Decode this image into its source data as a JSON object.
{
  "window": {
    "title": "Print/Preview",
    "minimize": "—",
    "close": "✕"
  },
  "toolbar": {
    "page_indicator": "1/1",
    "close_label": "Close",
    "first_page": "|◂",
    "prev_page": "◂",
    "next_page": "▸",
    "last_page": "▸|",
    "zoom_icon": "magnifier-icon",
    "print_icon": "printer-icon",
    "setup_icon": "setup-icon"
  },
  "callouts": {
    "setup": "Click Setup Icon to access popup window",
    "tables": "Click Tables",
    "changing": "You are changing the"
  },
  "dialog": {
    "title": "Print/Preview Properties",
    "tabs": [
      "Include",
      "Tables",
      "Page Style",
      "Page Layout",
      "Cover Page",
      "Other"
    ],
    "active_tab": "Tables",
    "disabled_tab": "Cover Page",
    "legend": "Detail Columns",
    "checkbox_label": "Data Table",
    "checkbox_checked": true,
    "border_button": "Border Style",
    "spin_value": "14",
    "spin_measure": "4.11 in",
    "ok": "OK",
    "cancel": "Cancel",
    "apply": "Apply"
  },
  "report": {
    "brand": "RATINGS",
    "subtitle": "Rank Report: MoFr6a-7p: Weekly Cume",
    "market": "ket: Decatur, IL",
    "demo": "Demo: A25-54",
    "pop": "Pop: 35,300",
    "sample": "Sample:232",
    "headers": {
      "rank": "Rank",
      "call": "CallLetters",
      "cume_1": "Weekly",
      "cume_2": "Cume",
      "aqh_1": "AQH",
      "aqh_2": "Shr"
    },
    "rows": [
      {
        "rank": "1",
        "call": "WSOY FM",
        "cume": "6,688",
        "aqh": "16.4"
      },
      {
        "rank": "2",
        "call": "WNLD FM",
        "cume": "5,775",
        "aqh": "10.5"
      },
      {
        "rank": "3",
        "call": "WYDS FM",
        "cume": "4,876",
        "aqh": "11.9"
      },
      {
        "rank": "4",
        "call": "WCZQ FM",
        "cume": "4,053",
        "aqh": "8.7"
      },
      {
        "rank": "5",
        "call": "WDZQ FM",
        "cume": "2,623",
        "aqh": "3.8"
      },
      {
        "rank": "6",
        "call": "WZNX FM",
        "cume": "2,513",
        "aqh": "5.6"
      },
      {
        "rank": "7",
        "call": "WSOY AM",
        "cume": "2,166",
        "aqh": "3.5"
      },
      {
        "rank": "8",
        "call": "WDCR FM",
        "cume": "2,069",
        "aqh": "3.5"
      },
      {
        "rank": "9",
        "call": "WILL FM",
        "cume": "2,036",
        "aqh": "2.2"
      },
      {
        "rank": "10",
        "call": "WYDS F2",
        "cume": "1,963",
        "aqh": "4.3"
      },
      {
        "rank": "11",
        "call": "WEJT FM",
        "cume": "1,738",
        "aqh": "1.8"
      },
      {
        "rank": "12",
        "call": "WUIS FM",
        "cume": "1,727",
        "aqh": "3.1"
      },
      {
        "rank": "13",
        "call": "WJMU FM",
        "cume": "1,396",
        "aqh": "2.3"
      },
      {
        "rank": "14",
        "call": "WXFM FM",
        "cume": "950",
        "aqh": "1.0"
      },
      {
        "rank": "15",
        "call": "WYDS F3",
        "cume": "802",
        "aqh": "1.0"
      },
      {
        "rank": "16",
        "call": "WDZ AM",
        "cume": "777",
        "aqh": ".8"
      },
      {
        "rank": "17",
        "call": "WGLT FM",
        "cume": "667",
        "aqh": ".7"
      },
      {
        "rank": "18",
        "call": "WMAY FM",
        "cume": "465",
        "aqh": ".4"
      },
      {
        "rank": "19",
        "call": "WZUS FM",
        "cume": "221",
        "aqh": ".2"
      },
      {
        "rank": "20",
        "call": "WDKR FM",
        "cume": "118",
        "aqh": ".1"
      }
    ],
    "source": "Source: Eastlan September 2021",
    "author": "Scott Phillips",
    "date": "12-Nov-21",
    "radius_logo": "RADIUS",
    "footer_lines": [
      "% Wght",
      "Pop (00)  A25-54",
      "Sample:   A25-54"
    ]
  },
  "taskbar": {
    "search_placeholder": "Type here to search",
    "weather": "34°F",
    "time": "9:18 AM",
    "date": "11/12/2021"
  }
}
□ □ □
Each record above should be returned exactly as it appears.

◆ **Task result**:
Decode this image into its source data as a JSON object.
{
  "window": {
    "title": "Print/Preview",
    "minimize": "—",
    "close": "✕"
  },
  "toolbar": {
    "page_indicator": "1/1",
    "close_label": "Close",
    "first_page": "|◂",
    "prev_page": "◂",
    "next_page": "▸",
    "last_page": "▸|",
    "zoom_icon": "magnifier-icon",
    "print_icon": "printer-icon",
    "setup_icon": "setup-icon"
  },
  "callouts": {
    "setup": "Click Setup Icon to access popup window",
    "tables": "Click Tables",
    "changing": "You are changing the"
  },
  "dialog": {
    "title": "Print/Preview Properties",
    "tabs": [
      "Include",
      "Tables",
      "Page Style",
      "Page Layout",
      "Cover Page",
      "Other"
    ],
    "active_tab": "Tables",
    "disabled_tab": "Cover Page",
    "legend": "Detail Columns",
    "checkbox_label": "Data Table",
    "checkbox_checked": true,
    "border_button": "Border Style",
    "spin_value": "14",
    "spin_measure": "4.11 in",
    "ok": "OK",
    "cancel": "Cancel",
    "apply": "Apply"
  },
  "report": {
    "brand": "RATINGS",
    "subtitle": "Rank Report: MoFr6a-7p: Weekly Cume",
    "market": "ket: Decatur, IL",
    "demo": "Demo: A25-54",
    "pop": "Pop: 35,300",
    "sample": "Sample:232",
    "headers": {
      "rank": "Rank",
      "call": "CallLetters",
      "cume_1": "Weekly",
      "cume_2": "Cume",
      "aqh_1": "AQH",
      "aqh_2": "Shr"
    },
    "rows": [
      {
        "rank": "1",
        "call": "WSOY FM",
        "cume": "6,688",
        "aqh": "16.4"
      },
      {
        "rank": "2",
        "call": "WNLD FM",
        "cume": "5,775",
        "aqh": "10.5"
      },
      {
        "rank": "3",
        "call": "WYDS FM",
        "cume": "4,876",
        "aqh": "11.9"
      },
      {
        "rank": "4",
        "call": "WCZQ FM",
        "cume": "4,053",
        "aqh": "8.7"
      },
      {
        "rank": "5",
        "call": "WDZQ FM",
        "cume": "2,623",
        "aqh": "3.8"
      },
      {
        "rank": "6",
        "call": "WZNX FM",
        "cume": "2,513",
        "aqh": "5.6"
      },
      {
        "rank": "7",
        "call": "WSOY AM",
        "cume": "2,166",
        "aqh": "3.5"
      },
      {
        "rank": "8",
        "call": "WDCR FM",
        "cume": "2,069",
        "aqh": "3.5"
      },
      {
        "rank": "9",
        "call": "WILL FM",
        "cume": "2,036",
        "aqh": "2.2"
      },
      {
        "rank": "10",
        "call": "WYDS F2",
        "cume": "1,963",
        "aqh": "4.3"
      },
      {
        "rank": "11",
        "call": "WEJT FM",
        "cume": "1,738",
        "aqh": "1.8"
      },
      {
        "rank": "12",
        "call": "WUIS FM",
        "cume": "1,727",
        "aqh": "3.1"
      },
      {
        "rank": "13",
        "call": "WJMU FM",
        "cume": "1,396",
        "aqh": "2.3"
      },
      {
        "rank": "14",
        "call": "WXFM FM",
        "cume": "950",
        "aqh": "1.0"
      },
      {
        "rank": "15",
        "call": "WYDS F3",
        "cume": "802",
        "aqh": "1.0"
      },
      {
        "rank": "16",
        "call": "WDZ AM",
        "cume": "777",
        "aqh": ".8"
      },
      {
        "rank": "17",
        "call": "WGLT FM",
        "cume": "667",
        "aqh": ".7"
      },
      {
        "rank": "18",
        "call": "WMAY FM",
        "cume": "465",
        "aqh": ".4"
      },
      {
        "rank": "19",
        "call": "WZUS FM",
        "cume": "221",
        "aqh": ".2"
      },
      {
        "rank": "20",
        "call": "WDKR FM",
        "cume": "118",
        "aqh": ".1"
      }
    ],
    "source": "Source: Eastlan September 2021",
    "author": "Scott Phillips",
    "date": "12-Nov-21",
    "radius_logo": "RADIUS",
    "footer_lines": [
      "% Wght",
      "Pop (00)  A25-54",
      "Sample:   A25-54"
    ]
  },
  "taskbar": {
    "search_placeholder": "Type here to search",
    "weather": "34°F",
    "time": "9:18 AM",
    "date": "11/12/2021"
  }
}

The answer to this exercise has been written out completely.